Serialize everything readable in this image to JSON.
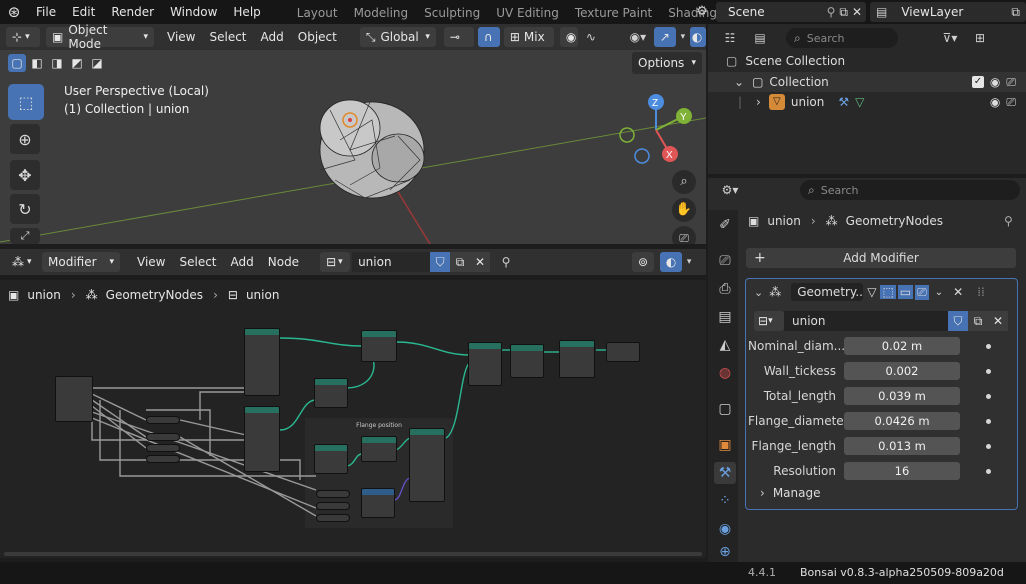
{
  "menu": {
    "items": [
      "File",
      "Edit",
      "Render",
      "Window",
      "Help"
    ],
    "workspaces": [
      "Layout",
      "Modeling",
      "Sculpting",
      "UV Editing",
      "Texture Paint",
      "Shading"
    ],
    "scene": "Scene",
    "view_layer": "ViewLayer"
  },
  "viewport": {
    "mode": "Object Mode",
    "menus": [
      "View",
      "Select",
      "Add",
      "Object"
    ],
    "orientation": "Global",
    "mix": "Mix",
    "options": "Options",
    "info_line1": "User Perspective (Local)",
    "info_line2": "(1) Collection | union",
    "gizmo": {
      "x": "X",
      "y": "Y",
      "z": "Z"
    }
  },
  "node_editor": {
    "editor_type": "Modifier",
    "menus": [
      "View",
      "Select",
      "Add",
      "Node"
    ],
    "node_group": "union",
    "breadcrumb": [
      "union",
      "GeometryNodes",
      "union"
    ],
    "frame_label": "Flange position"
  },
  "outliner": {
    "search_placeholder": "Search",
    "scene_collection": "Scene Collection",
    "collection": "Collection",
    "object": "union"
  },
  "properties": {
    "search_placeholder": "Search",
    "breadcrumb_object": "union",
    "breadcrumb_modifier": "GeometryNodes",
    "add_modifier": "Add Modifier",
    "modifier_name": "Geometry...",
    "node_group": "union",
    "params": [
      {
        "label": "Nominal_diam...",
        "value": "0.02 m"
      },
      {
        "label": "Wall_tickess",
        "value": "0.002"
      },
      {
        "label": "Total_length",
        "value": "0.039 m"
      },
      {
        "label": "Flange_diameter",
        "value": "0.0426 m"
      },
      {
        "label": "Flange_length",
        "value": "0.013 m"
      },
      {
        "label": "Resolution",
        "value": "16"
      }
    ],
    "manage": "Manage"
  },
  "status": {
    "version": "4.4.1",
    "addon": "Bonsai v0.8.3-alpha250509-809a20d"
  }
}
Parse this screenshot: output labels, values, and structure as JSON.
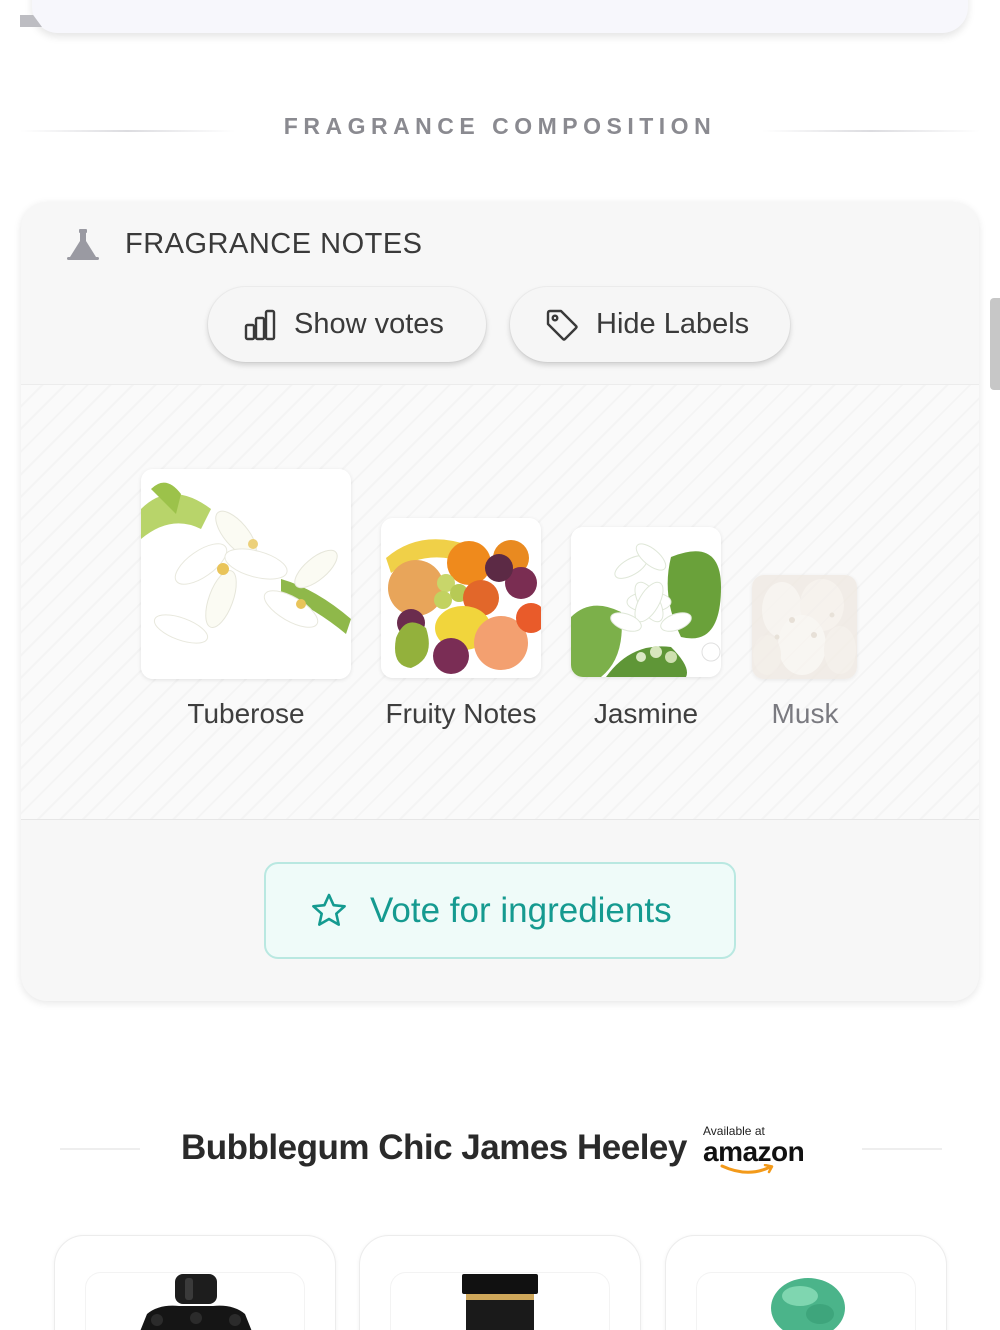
{
  "section": {
    "title": "FRAGRANCE COMPOSITION"
  },
  "notes_card": {
    "title": "FRAGRANCE NOTES",
    "show_votes_label": "Show votes",
    "hide_labels_label": "Hide Labels",
    "notes": [
      {
        "label": "Tuberose",
        "icon": "tuberose-flower-photo"
      },
      {
        "label": "Fruity Notes",
        "icon": "fruit-basket-photo"
      },
      {
        "label": "Jasmine",
        "icon": "jasmine-flower-photo"
      },
      {
        "label": "Musk",
        "icon": "musk-texture-photo"
      }
    ],
    "vote_label": "Vote for ingredients"
  },
  "brand": {
    "title": "Bubblegum Chic James Heeley",
    "amazon_small": "Available at",
    "amazon_word": "amazon"
  },
  "colors": {
    "accent_teal": "#159a90",
    "vote_bg": "#effbf9",
    "card_bg": "#f7f7f7"
  }
}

========

## Task details
Look through the material above. Copy each line where the word "GeometryNodes" appears.

## Final result
      "GeometryNodes",
    "breadcrumb_modifier": "GeometryNodes",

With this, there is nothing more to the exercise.